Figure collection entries
******

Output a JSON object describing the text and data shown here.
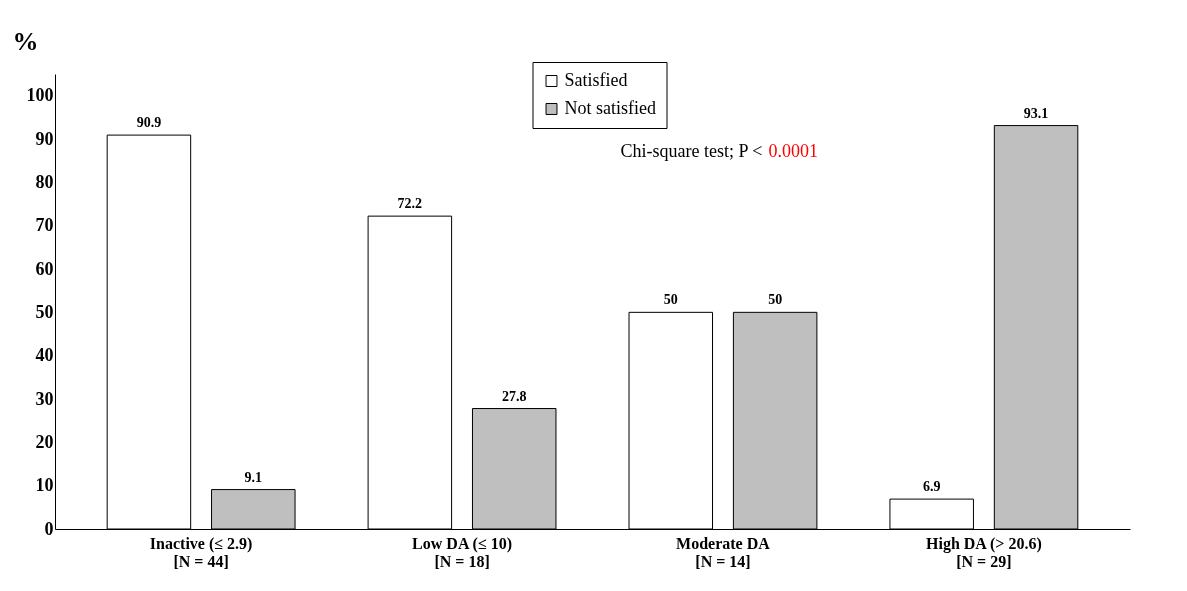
{
  "chart_data": {
    "type": "bar",
    "ylabel": "%",
    "categories": [
      "Inactive (≤ 2.9)\n[N = 44]",
      "Low DA  (≤ 10)\n[N = 18]",
      "Moderate DA\n[N = 14]",
      "High DA (> 20.6)\n[N = 29]"
    ],
    "series": [
      {
        "name": "Satisfied",
        "color": "#ffffff",
        "values": [
          90.9,
          72.2,
          50,
          6.9
        ]
      },
      {
        "name": "Not satisfied",
        "color": "#bfbfbf",
        "values": [
          9.1,
          27.8,
          50,
          93.1
        ]
      }
    ],
    "ylim": [
      0,
      105
    ],
    "yticks": [
      0,
      10,
      20,
      30,
      40,
      50,
      60,
      70,
      80,
      90,
      100
    ],
    "data_labels": true,
    "grid": false,
    "legend": "top",
    "annotations": [
      "Chi-square test; P <",
      "0.0001"
    ]
  }
}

******

- [TASK DESCRIPTION]
Copy every line of the data exactly as written, excluding the pictures.

- [SOLVED EXERCISE]
Output a JSON object describing the text and data shown here.
{
  "chart_data": {
    "type": "bar",
    "ylabel": "%",
    "categories": [
      "Inactive (≤ 2.9)\n[N = 44]",
      "Low DA  (≤ 10)\n[N = 18]",
      "Moderate DA\n[N = 14]",
      "High DA (> 20.6)\n[N = 29]"
    ],
    "series": [
      {
        "name": "Satisfied",
        "color": "#ffffff",
        "values": [
          90.9,
          72.2,
          50,
          6.9
        ]
      },
      {
        "name": "Not satisfied",
        "color": "#bfbfbf",
        "values": [
          9.1,
          27.8,
          50,
          93.1
        ]
      }
    ],
    "ylim": [
      0,
      105
    ],
    "yticks": [
      0,
      10,
      20,
      30,
      40,
      50,
      60,
      70,
      80,
      90,
      100
    ],
    "data_labels": true,
    "grid": false,
    "legend": "top",
    "annotations": [
      "Chi-square test; P <",
      "0.0001"
    ]
  }
}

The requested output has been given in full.